Collected data entries:
+ + + +
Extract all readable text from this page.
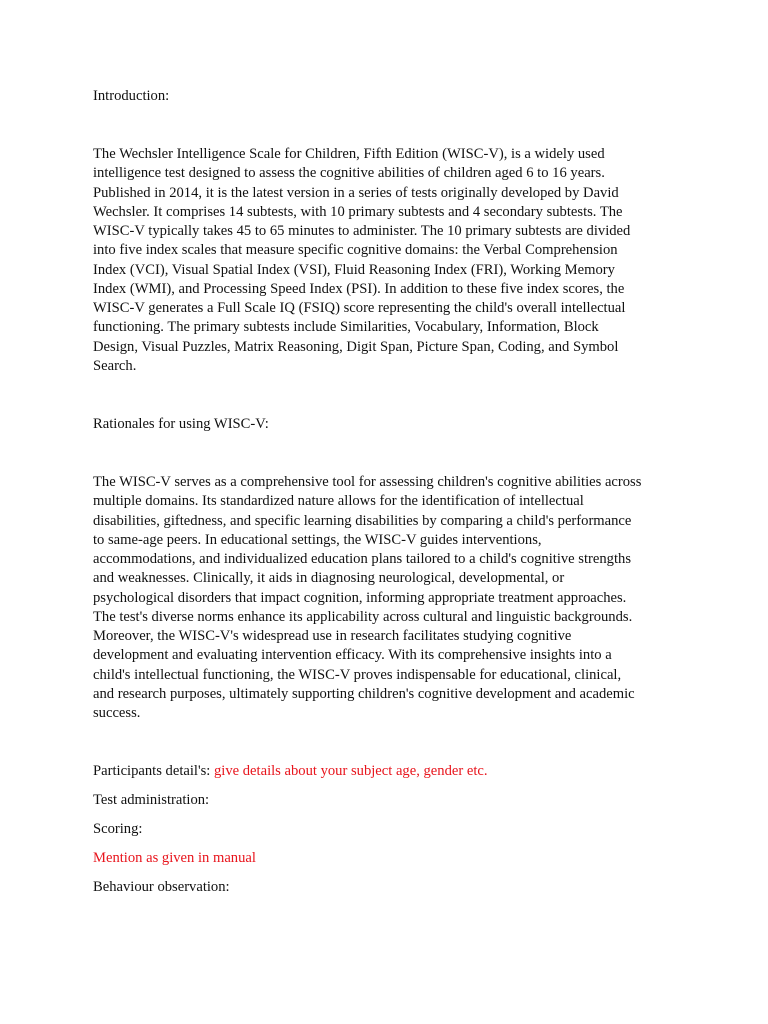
Introduction:
The Wechsler Intelligence Scale for Children, Fifth Edition (WISC-V), is a widely used
intelligence test designed to assess the cognitive abilities of children aged 6 to 16 years.
Published in 2014, it is the latest version in a series of tests originally developed by David
Wechsler. It comprises 14 subtests, with 10 primary subtests and 4 secondary subtests. The
WISC-V typically takes 45 to 65 minutes to administer. The 10 primary subtests are divided
into five index scales that measure specific cognitive domains: the Verbal Comprehension
Index (VCI), Visual Spatial Index (VSI), Fluid Reasoning Index (FRI), Working Memory
Index (WMI), and Processing Speed Index (PSI). In addition to these five index scores, the
WISC-V generates a Full Scale IQ (FSIQ) score representing the child's overall intellectual
functioning. The primary subtests include Similarities, Vocabulary, Information, Block
Design, Visual Puzzles, Matrix Reasoning, Digit Span, Picture Span, Coding, and Symbol
Search.
Rationales for using WISC-V:
The WISC-V serves as a comprehensive tool for assessing children's cognitive abilities across
multiple domains. Its standardized nature allows for the identification of intellectual
disabilities, giftedness, and specific learning disabilities by comparing a child's performance
to same-age peers. In educational settings, the WISC-V guides interventions,
accommodations, and individualized education plans tailored to a child's cognitive strengths
and weaknesses. Clinically, it aids in diagnosing neurological, developmental, or
psychological disorders that impact cognition, informing appropriate treatment approaches.
The test's diverse norms enhance its applicability across cultural and linguistic backgrounds.
Moreover, the WISC-V's widespread use in research facilitates studying cognitive
development and evaluating intervention efficacy. With its comprehensive insights into a
child's intellectual functioning, the WISC-V proves indispensable for educational, clinical,
and research purposes, ultimately supporting children's cognitive development and academic
success.
Participants detail's: give details about your subject age, gender etc.
Test administration:
Scoring:
Mention as given in manual
Behaviour observation:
+ + + +
THE EXERCISE:
From the entries above, copy every line that holds the word "intellectual".

RESPONSE TO THIS EXERCISE:
WISC-V generates a Full Scale IQ (FSIQ) score representing the child's overall intellectual
multiple domains. Its standardized nature allows for the identification of intellectual
child's intellectual functioning, the WISC-V proves indispensable for educational, clinical,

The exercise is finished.